start Text shown
El Taladro Azul Published Originally in Spanish in LA GRAN ALDEA
M. Juan Szabo and Luis A. Pacheco
The future international and economic policy to be carried out by President-elect Donald Trump generates more questions than answers. On the one hand, a deregulation of the American economy is expected, promising greater dynamism and should point toward increased demand, but there is also talk of greater domestic supply if “drill baby drill” materializes.
In China, the government's stimulus measures continue to fall short of their expected effect and create uncertainty among those who still consider the Asian giant as the main driver of demand. Forecasts of reduced growth in oil demand over the next 14 months, by both the IEA and OPEC, also weigh on the market.
This accumulation of uncertainties keeps the energy market in a pessimistic sentiment. Not even the sharp falls in gasoline and diesel inventories in the U.S., or the dark clouds in the Middle East, managed to mitigate the bearish sentiment in the oil market.
end Text shown
What you need to do –
A – In the oil market commentary, which two organizations forecast slower growth in oil demand over the next 14 months?
B – Copy the stretch of the oil market commentary from "In China, the" through "the oil market.".
C – According to the oil market commentary, why does the energy market stay pessimistic?
start Recorded information
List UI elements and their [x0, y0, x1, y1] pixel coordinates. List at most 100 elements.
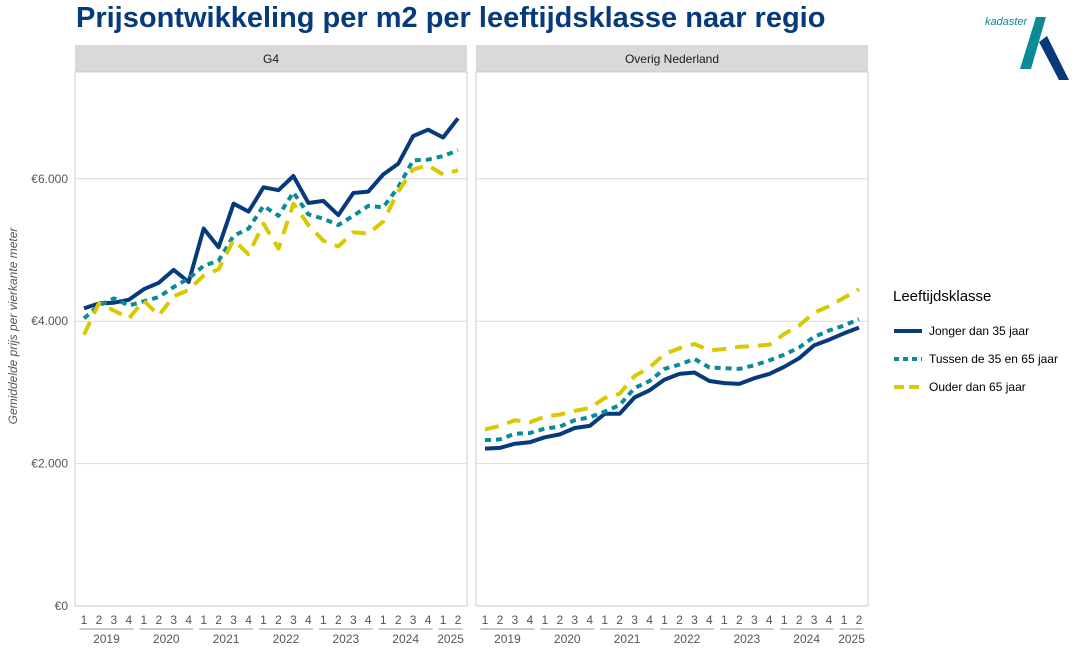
logo-k-upper — [1020, 17, 1046, 69]
x-tick-label: 1 — [781, 613, 788, 627]
year-label: 2024 — [392, 632, 419, 646]
year-label: 2025 — [838, 632, 865, 646]
y-axis-title-group: Gemiddelde prijs per vierkante meter €0 €2… — [6, 172, 68, 613]
year-label: 2020 — [153, 632, 180, 646]
x-tick-label: 2 — [676, 613, 683, 627]
x-tick-label: 1 — [200, 613, 207, 627]
year-label: 2019 — [494, 632, 521, 646]
x-tick-label: 2 — [155, 613, 162, 627]
x-tick-label: 1 — [482, 613, 489, 627]
x-tick-label: 2 — [335, 613, 342, 627]
facet-strip-label: Overig Nederland — [625, 52, 719, 66]
y-tick-label: €4.000 — [31, 314, 68, 328]
x-tick-label: 1 — [440, 613, 447, 627]
facet-strip — [476, 45, 868, 72]
series-line — [83, 117, 460, 311]
x-tick-label: 4 — [126, 613, 133, 627]
x-tick-label: 1 — [140, 613, 147, 627]
x-tick-label: 3 — [170, 613, 177, 627]
legend-item: Tussen de 35 en 65 jaar — [893, 345, 1090, 373]
series-line — [484, 287, 860, 432]
year-label: 2022 — [273, 632, 300, 646]
y-tick-label: €0 — [55, 599, 69, 613]
x-tick-label: 2 — [796, 613, 803, 627]
x-tick-label: 3 — [350, 613, 357, 627]
legend-key — [894, 385, 922, 389]
facet-panel-border — [74, 71, 468, 607]
x-tick-label: 2 — [215, 613, 222, 627]
page-title: Prijsontwikkeling per m2 per leeftijdskl… — [76, 2, 826, 34]
kadaster-logo: kadaster — [985, 16, 1069, 80]
facet-strip — [75, 45, 467, 72]
facet-panel-border — [475, 71, 869, 607]
x-tick-label: 1 — [541, 613, 548, 627]
year-label: 2022 — [674, 632, 701, 646]
x-tick-label: 3 — [290, 613, 297, 627]
x-tick-label: 4 — [365, 613, 372, 627]
x-tick-label: 2 — [497, 613, 504, 627]
x-tick-label: 4 — [646, 613, 653, 627]
x-tick-label: 1 — [601, 613, 608, 627]
x-tick-label: 3 — [811, 613, 818, 627]
x-tick-label: 4 — [305, 613, 312, 627]
x-tick-label: 4 — [586, 613, 593, 627]
x-tick-label: 4 — [425, 613, 432, 627]
year-label: 2023 — [332, 632, 359, 646]
series-line — [82, 163, 459, 336]
x-tick-label: 1 — [320, 613, 327, 627]
legend-key — [894, 329, 922, 333]
x-tick-label: 2 — [556, 613, 563, 627]
x-tick-label: 2 — [736, 613, 743, 627]
legend-title: Leeftijdsklasse — [893, 288, 992, 305]
x-tick-label: 1 — [380, 613, 387, 627]
x-tick-label: 1 — [721, 613, 728, 627]
x-tick-label: 3 — [230, 613, 237, 627]
x-tick-label: 1 — [260, 613, 267, 627]
x-tick-label: 3 — [691, 613, 698, 627]
x-tick-label: 4 — [706, 613, 713, 627]
y-tick-label: €6.000 — [31, 172, 68, 186]
x-tick-label: 4 — [766, 613, 773, 627]
x-tick-label: 3 — [512, 613, 519, 627]
legend-item: Ouder dan 65 jaar — [893, 373, 1090, 401]
y-axis-title: Gemiddelde prijs per vierkante meter — [6, 227, 20, 425]
legend-items: Jonger dan 35 jaar Tussen de 35 en 65 jaa… — [893, 317, 1090, 401]
y-tick-label: €2.000 — [31, 457, 68, 471]
year-label: 2024 — [793, 632, 820, 646]
year-label: 2020 — [554, 632, 581, 646]
year-label: 2021 — [213, 632, 240, 646]
x-tick-label: 1 — [841, 613, 848, 627]
year-label: 2025 — [437, 632, 464, 646]
year-label: 2023 — [733, 632, 760, 646]
series-line — [484, 325, 860, 451]
year-label: 2019 — [93, 632, 120, 646]
legend-item-label: Tussen de 35 en 65 jaar — [929, 352, 1058, 366]
facet-strip-label: G4 — [263, 52, 279, 66]
legend-item: Jonger dan 35 jaar — [893, 317, 1090, 345]
x-tick-label: 4 — [826, 613, 833, 627]
x-tick-label: 3 — [111, 613, 118, 627]
legend-key — [894, 357, 922, 361]
logo-text: kadaster — [985, 16, 1029, 28]
x-tick-label: 1 — [81, 613, 88, 627]
x-tick-label: 4 — [185, 613, 192, 627]
x-tick-label: 2 — [275, 613, 282, 627]
legend-item-label: Jonger dan 35 jaar — [929, 324, 1030, 338]
legend-item-label: Ouder dan 65 jaar — [929, 380, 1026, 394]
logo-k-lower — [1039, 36, 1069, 80]
x-tick-label: 2 — [856, 613, 863, 627]
x-tick-label: 2 — [395, 613, 402, 627]
x-tick-label: 2 — [455, 613, 462, 627]
x-tick-label: 3 — [751, 613, 758, 627]
x-tick-label: 4 — [527, 613, 534, 627]
year-label: 2021 — [614, 632, 641, 646]
x-tick-label: 2 — [616, 613, 623, 627]
x-tick-label: 3 — [410, 613, 417, 627]
x-tick-label: 2 — [96, 613, 103, 627]
x-tick-label: 1 — [661, 613, 668, 627]
x-tick-label: 3 — [631, 613, 638, 627]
end Recorded information
Answers below –
A – The IEA and OPEC.

B –
In China, the government's stimulus measures continue to fall short of their expected effect and create uncertainty among those who still consider the Asian giant as the main driver of demand. Forecasts of reduced growth in oil demand over the next 14 months, by both the IEA and OPEC, also weigh on the market.
This accumulation of uncertainties keeps the energy market in a pessimistic sentiment. Not even the sharp falls in gasoline and diesel inventories in the U.S., or the dark clouds in the Middle East, managed to mitigate the bearish sentiment in the oil market.

C – The market stays pessimistic because of a pile of uncertainties. Trump's future policy is unclear, since deregulation could raise demand while "drill baby drill" could raise domestic supply. China's stimulus keeps falling short, and the IEA and OPEC both forecast slower growth in oil demand.